### Exercise instructions
Wherever a line holds the string "this", copy that line.

### Data provided

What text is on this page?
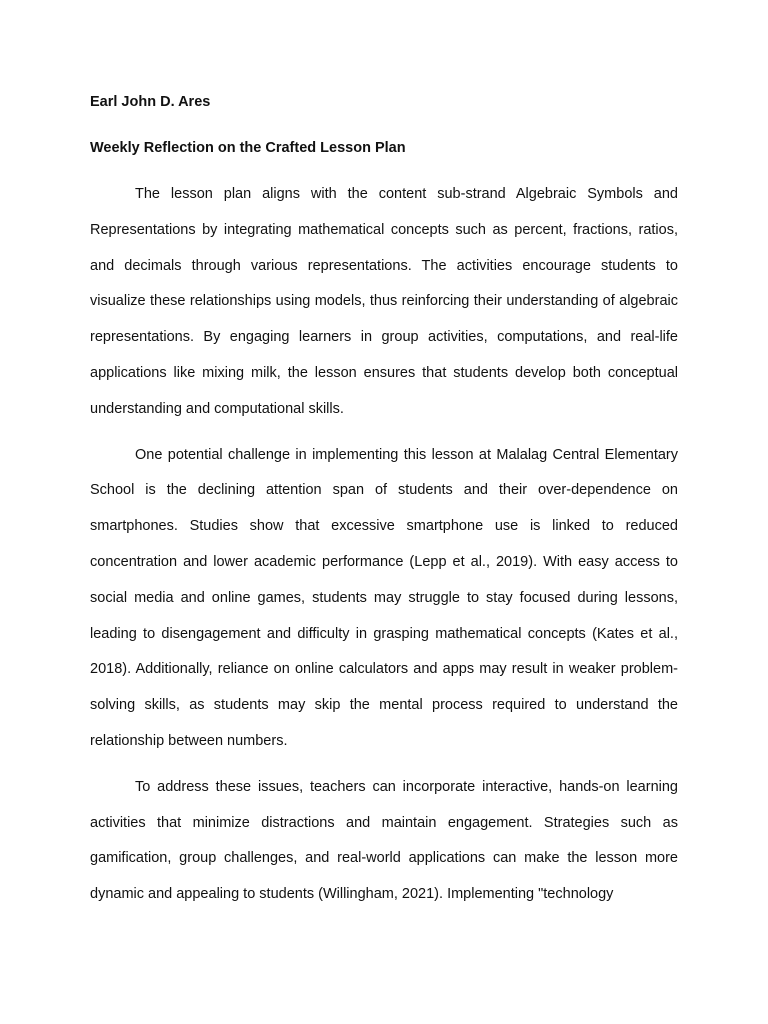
Earl John D. Ares
Weekly Reflection on the Crafted Lesson Plan

The lesson plan aligns with the content sub-strand Algebraic Symbols and Representations by integrating mathematical concepts such as percent, fractions, ratios, and decimals through various representations. The activities encourage students to visualize these relationships using models, thus reinforcing their understanding of algebraic representations. By engaging learners in group activities, computations, and real-life applications like mixing milk, the lesson ensures that students develop both conceptual understanding and computational skills.

One potential challenge in implementing this lesson at Malalag Central Elementary School is the declining attention span of students and their over-dependence on smartphones. Studies show that excessive smartphone use is linked to reduced concentration and lower academic performance (Lepp et al., 2019). With easy access to social media and online games, students may struggle to stay focused during lessons, leading to disengagement and difficulty in grasping mathematical concepts (Kates et al., 2018). Additionally, reliance on online calculators and apps may result in weaker problem-solving skills, as students may skip the mental process required to understand the relationship between numbers.

To address these issues, teachers can incorporate interactive, hands-on learning activities that minimize distractions and maintain engagement. Strategies such as gamification, group challenges, and real-world applications can make the lesson more dynamic and appealing to students (Willingham, 2021). Implementing "technology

### Finished task
What text is on this page?
One potential challenge in implementing this lesson at Malalag Central Elementary School is the declining attention span of students and their over-dependence on smartphones. Studies show that excessive smartphone use is linked to reduced concentration and lower academic performance (Lepp et al., 2019). With easy access to social media and online games, students may struggle to stay focused during lessons, leading to disengagement and difficulty in grasping mathematical concepts (Kates et al., 2018). Additionally, reliance on online calculators and apps may result in weaker problem-solving skills, as students may skip the mental process required to understand the relationship between numbers.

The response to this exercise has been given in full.